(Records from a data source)
◇ ◇ ◇

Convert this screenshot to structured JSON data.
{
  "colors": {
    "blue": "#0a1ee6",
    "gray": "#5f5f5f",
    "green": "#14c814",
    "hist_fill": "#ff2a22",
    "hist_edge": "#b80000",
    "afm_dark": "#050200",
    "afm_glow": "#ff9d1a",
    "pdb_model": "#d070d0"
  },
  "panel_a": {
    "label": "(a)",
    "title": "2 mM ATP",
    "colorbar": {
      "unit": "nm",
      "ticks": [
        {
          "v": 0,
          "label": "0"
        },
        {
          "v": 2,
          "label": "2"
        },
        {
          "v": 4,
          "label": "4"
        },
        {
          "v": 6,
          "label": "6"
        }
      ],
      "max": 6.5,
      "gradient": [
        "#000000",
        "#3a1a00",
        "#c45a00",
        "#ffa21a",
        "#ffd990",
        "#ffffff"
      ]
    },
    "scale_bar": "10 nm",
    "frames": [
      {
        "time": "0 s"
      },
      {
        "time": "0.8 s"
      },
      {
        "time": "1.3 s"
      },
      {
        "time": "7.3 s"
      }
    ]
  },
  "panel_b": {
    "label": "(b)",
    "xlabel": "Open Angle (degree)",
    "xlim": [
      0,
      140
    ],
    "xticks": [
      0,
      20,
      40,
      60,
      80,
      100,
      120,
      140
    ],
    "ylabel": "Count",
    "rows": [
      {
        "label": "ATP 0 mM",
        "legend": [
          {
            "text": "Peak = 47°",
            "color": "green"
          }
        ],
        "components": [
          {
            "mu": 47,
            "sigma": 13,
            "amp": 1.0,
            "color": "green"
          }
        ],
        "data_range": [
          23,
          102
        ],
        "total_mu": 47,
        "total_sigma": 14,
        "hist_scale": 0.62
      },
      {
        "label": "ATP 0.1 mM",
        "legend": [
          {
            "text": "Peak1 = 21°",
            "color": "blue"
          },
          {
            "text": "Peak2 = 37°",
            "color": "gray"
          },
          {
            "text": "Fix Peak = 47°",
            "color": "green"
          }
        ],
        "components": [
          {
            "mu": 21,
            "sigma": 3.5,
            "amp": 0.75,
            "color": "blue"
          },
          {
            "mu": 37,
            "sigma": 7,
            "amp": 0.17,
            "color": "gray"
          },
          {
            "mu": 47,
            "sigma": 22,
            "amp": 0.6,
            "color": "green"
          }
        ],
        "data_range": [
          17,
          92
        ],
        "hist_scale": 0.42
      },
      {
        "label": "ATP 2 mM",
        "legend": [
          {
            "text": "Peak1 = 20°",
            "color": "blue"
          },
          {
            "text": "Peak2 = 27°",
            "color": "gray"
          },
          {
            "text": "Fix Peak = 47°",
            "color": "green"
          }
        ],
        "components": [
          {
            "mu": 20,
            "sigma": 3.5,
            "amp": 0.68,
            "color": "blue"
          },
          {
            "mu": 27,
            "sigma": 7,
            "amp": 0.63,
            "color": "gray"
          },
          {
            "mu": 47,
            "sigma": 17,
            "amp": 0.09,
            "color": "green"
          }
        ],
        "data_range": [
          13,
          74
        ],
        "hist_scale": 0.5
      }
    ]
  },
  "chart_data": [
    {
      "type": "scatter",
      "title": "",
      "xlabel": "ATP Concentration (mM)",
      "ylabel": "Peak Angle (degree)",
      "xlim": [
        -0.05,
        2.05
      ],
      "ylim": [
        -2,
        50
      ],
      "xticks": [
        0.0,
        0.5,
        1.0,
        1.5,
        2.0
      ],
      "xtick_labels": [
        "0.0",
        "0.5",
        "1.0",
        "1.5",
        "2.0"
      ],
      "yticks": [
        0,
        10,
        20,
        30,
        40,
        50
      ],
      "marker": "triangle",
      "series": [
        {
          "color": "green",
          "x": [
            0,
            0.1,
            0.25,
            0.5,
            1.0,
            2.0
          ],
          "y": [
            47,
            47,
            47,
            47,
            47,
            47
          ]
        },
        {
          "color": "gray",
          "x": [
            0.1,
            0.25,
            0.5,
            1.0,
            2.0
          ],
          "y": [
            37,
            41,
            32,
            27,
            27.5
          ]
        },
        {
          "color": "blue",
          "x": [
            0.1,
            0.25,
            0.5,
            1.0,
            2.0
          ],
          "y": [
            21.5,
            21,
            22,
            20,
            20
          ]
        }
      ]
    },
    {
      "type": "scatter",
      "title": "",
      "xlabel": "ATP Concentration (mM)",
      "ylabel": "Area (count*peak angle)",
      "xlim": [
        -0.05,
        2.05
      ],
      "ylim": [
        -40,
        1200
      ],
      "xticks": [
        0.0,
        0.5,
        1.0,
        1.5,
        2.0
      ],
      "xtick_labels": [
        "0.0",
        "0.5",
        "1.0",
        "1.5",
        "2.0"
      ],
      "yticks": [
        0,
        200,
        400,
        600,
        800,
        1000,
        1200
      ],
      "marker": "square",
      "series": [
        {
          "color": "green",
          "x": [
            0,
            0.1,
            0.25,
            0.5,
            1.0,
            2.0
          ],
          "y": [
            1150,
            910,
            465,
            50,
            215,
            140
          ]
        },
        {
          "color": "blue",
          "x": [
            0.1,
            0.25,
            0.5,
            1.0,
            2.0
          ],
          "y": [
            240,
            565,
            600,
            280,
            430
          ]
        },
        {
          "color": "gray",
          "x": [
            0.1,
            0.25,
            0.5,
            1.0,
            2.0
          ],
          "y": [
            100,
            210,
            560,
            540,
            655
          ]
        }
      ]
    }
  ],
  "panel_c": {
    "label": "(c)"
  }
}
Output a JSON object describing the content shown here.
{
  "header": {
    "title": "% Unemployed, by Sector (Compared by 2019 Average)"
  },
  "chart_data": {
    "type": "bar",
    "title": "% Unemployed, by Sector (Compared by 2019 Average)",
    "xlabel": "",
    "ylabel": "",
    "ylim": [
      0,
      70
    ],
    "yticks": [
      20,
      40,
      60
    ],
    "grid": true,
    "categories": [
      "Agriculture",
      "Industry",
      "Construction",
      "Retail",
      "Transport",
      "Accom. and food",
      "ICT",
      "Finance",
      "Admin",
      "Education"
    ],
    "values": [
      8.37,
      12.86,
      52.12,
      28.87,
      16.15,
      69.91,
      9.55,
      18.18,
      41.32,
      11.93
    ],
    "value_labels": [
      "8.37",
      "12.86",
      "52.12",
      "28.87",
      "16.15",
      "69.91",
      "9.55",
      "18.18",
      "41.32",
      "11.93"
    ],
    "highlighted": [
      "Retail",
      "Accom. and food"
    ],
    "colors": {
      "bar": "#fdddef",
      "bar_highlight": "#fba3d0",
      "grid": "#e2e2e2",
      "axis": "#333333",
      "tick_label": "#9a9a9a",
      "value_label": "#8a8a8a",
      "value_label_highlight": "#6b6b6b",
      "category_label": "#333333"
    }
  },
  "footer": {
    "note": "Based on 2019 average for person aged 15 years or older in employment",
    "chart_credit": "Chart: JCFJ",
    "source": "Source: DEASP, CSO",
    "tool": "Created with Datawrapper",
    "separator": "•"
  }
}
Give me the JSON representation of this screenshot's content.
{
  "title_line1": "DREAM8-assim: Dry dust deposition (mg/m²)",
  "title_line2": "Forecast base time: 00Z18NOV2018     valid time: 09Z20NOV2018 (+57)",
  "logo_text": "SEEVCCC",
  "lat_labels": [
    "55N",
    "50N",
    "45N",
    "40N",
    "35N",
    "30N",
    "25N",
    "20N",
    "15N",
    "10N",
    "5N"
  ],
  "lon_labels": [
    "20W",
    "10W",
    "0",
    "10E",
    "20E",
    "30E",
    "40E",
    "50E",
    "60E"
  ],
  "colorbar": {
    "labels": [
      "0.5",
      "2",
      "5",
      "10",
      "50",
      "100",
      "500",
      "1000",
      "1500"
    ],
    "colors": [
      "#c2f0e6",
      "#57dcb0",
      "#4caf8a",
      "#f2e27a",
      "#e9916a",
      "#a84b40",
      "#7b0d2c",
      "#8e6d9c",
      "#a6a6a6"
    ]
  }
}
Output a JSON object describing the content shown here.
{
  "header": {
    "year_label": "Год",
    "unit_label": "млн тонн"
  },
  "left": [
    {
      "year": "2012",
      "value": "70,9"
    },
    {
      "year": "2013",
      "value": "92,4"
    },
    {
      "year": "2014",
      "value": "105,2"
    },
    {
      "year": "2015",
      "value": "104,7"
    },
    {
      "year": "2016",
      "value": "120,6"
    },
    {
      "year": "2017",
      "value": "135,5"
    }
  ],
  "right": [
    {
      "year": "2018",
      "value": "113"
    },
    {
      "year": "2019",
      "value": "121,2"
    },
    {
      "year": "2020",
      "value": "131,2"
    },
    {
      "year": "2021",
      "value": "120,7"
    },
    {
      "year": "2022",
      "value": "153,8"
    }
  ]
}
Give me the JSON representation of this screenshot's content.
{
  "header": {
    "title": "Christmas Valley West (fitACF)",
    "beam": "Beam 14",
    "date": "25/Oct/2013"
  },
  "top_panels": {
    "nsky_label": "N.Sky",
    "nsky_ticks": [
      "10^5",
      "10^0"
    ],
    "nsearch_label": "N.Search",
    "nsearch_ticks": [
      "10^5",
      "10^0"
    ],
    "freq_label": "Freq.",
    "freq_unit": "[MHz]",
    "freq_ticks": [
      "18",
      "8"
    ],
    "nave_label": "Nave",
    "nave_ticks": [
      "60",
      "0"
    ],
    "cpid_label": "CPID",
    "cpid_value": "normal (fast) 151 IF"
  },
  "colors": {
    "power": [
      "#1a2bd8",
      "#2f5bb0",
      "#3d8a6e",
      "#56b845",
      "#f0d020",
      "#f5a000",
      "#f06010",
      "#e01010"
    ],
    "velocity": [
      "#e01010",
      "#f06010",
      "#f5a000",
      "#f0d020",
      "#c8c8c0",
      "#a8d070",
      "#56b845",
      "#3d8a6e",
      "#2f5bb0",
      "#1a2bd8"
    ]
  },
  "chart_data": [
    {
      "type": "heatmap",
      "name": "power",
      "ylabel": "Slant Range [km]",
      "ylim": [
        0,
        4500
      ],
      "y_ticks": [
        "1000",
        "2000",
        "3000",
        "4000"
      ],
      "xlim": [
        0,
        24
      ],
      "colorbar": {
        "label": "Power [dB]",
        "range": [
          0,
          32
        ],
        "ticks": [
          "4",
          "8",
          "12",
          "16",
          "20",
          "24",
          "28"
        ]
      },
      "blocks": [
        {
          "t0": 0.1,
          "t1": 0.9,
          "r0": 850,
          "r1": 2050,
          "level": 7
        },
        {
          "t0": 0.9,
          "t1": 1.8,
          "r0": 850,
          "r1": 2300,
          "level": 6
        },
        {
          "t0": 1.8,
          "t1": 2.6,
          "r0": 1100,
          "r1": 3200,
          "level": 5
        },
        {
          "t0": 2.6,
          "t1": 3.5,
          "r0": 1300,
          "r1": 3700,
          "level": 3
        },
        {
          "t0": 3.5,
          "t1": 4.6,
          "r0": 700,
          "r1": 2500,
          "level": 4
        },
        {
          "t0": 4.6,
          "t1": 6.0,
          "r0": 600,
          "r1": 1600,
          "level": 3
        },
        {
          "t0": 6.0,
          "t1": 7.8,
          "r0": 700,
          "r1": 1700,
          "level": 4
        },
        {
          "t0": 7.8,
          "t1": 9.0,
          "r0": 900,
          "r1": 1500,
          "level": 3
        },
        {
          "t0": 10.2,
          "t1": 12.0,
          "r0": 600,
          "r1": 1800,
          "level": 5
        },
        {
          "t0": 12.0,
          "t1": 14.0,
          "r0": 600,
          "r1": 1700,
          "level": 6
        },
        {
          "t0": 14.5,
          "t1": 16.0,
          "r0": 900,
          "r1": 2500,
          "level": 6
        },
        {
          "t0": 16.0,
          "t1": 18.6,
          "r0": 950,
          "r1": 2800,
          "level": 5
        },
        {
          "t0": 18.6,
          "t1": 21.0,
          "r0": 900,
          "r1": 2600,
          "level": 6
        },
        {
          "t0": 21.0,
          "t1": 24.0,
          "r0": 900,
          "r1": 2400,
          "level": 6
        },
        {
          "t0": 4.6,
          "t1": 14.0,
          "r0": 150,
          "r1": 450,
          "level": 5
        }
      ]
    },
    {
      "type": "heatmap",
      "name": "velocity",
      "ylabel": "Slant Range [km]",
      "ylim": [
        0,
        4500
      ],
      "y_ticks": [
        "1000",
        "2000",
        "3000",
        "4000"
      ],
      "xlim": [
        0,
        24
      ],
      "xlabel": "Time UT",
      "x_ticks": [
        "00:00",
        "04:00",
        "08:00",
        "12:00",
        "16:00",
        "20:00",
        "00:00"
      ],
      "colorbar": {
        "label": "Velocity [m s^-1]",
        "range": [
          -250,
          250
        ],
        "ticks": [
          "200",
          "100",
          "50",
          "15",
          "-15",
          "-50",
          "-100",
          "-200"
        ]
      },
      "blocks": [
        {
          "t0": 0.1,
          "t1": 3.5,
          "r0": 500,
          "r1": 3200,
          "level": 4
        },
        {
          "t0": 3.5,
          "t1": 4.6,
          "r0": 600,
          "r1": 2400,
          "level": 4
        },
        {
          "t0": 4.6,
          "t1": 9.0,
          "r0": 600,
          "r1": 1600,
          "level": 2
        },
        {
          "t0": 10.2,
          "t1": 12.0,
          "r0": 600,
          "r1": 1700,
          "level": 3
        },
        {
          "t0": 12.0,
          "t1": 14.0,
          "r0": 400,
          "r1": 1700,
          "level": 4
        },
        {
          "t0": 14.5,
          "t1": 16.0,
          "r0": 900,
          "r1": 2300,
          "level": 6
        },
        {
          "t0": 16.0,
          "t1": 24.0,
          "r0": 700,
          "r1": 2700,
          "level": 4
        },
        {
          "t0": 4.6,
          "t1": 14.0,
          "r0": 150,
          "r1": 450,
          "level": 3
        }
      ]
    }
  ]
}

◇ ◇ ◇

What is the number of lines containing "colorbar"? Give that number only.

4